Start of RECORDS FOR THIS EXERCISE
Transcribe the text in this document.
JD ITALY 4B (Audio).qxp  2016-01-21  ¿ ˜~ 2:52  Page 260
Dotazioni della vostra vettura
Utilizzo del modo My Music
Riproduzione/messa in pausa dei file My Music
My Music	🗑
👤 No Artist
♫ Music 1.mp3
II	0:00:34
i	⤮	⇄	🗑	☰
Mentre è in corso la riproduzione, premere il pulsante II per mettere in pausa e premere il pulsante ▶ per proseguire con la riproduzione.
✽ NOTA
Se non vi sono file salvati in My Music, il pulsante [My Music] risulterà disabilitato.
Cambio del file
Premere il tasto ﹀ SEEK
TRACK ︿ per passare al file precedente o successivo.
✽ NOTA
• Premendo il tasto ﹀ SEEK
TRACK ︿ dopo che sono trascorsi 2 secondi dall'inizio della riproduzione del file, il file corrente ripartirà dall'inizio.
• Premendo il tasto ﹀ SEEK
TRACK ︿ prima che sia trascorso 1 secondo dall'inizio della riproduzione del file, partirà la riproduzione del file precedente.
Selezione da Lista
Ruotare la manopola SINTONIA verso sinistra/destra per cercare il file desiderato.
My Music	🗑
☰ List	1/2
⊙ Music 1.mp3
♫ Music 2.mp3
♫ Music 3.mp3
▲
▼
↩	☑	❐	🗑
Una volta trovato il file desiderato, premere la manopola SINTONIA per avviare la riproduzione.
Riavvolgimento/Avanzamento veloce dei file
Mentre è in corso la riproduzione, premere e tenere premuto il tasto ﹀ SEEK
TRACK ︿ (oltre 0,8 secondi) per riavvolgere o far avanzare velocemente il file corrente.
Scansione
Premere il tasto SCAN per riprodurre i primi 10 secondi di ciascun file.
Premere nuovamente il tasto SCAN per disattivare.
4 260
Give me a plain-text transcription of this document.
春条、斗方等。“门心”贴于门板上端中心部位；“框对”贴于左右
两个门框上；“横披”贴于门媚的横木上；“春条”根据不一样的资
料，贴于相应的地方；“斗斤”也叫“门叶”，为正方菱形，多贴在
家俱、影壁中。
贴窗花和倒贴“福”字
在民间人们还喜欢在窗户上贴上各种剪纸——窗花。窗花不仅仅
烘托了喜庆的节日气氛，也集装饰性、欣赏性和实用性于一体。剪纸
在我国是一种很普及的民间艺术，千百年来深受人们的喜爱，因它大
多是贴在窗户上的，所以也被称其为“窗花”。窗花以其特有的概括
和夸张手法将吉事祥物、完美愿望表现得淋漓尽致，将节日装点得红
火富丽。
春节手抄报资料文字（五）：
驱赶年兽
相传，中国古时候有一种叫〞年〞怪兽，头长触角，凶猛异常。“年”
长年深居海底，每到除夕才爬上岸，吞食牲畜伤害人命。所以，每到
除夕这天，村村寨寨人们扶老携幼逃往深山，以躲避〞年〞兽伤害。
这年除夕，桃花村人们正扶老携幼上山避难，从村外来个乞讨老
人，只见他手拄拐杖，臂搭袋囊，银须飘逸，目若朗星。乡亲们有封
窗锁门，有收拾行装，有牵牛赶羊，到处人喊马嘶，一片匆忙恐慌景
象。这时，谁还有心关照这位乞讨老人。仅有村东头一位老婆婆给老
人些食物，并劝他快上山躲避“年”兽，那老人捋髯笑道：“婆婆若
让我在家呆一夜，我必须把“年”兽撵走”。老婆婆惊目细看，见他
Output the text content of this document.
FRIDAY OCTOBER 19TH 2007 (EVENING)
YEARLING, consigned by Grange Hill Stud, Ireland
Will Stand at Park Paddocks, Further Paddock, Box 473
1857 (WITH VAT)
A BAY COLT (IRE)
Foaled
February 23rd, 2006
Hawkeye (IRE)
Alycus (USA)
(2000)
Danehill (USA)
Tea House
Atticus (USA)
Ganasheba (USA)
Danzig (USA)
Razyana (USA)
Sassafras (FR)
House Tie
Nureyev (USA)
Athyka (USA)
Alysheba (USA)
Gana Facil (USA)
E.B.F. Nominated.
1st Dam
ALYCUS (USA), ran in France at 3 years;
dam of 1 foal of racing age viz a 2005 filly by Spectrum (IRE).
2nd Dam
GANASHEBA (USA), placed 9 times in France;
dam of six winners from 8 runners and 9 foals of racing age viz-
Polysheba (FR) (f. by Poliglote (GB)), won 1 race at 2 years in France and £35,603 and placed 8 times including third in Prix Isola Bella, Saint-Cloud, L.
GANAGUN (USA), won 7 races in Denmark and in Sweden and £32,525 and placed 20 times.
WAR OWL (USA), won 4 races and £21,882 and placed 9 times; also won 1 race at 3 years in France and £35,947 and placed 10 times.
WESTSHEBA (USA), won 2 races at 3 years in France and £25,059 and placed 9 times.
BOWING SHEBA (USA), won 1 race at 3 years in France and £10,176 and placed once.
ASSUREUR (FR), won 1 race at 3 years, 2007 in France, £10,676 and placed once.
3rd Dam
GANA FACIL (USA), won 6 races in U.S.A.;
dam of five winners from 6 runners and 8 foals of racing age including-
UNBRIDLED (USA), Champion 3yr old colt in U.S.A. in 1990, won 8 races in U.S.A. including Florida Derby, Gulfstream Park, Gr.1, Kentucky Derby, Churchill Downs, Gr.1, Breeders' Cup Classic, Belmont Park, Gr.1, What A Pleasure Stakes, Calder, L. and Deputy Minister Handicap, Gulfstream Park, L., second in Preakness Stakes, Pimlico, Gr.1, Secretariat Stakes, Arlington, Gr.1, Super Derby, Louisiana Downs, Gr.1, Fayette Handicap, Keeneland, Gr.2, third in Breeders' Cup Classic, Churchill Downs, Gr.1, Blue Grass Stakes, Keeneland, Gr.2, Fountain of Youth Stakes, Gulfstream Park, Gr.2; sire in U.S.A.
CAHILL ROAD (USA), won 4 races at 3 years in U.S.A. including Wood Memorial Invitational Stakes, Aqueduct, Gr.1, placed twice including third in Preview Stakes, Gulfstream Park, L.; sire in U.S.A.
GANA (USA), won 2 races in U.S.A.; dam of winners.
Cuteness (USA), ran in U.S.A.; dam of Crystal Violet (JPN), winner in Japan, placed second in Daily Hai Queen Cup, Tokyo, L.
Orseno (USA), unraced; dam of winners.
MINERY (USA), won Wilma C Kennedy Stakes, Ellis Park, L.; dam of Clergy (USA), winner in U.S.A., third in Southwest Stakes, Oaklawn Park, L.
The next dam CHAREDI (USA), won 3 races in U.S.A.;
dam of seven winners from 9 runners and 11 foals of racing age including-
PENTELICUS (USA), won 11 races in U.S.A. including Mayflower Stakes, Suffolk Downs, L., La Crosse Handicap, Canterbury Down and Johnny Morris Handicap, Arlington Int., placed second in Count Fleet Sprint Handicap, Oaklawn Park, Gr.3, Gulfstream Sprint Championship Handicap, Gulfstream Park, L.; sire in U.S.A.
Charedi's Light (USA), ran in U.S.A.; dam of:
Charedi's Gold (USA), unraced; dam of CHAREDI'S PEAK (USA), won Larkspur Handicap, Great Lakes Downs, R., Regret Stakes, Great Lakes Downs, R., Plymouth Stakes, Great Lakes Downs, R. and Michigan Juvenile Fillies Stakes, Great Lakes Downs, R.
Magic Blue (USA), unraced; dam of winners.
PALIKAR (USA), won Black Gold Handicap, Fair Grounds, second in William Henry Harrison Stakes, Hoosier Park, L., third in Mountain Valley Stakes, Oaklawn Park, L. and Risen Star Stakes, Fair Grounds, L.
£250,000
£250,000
End of RECORDS FOR THIS EXERCISE
** STATED TASK **
Pick out every line with the string "pausa" and copy it.

** RESULT **
Riproduzione/messa in pausa dei file My Music
Mentre è in corso la riproduzione, premere il pulsante II per mettere in pausa e premere il pulsante ▶ per proseguire con la riproduzione.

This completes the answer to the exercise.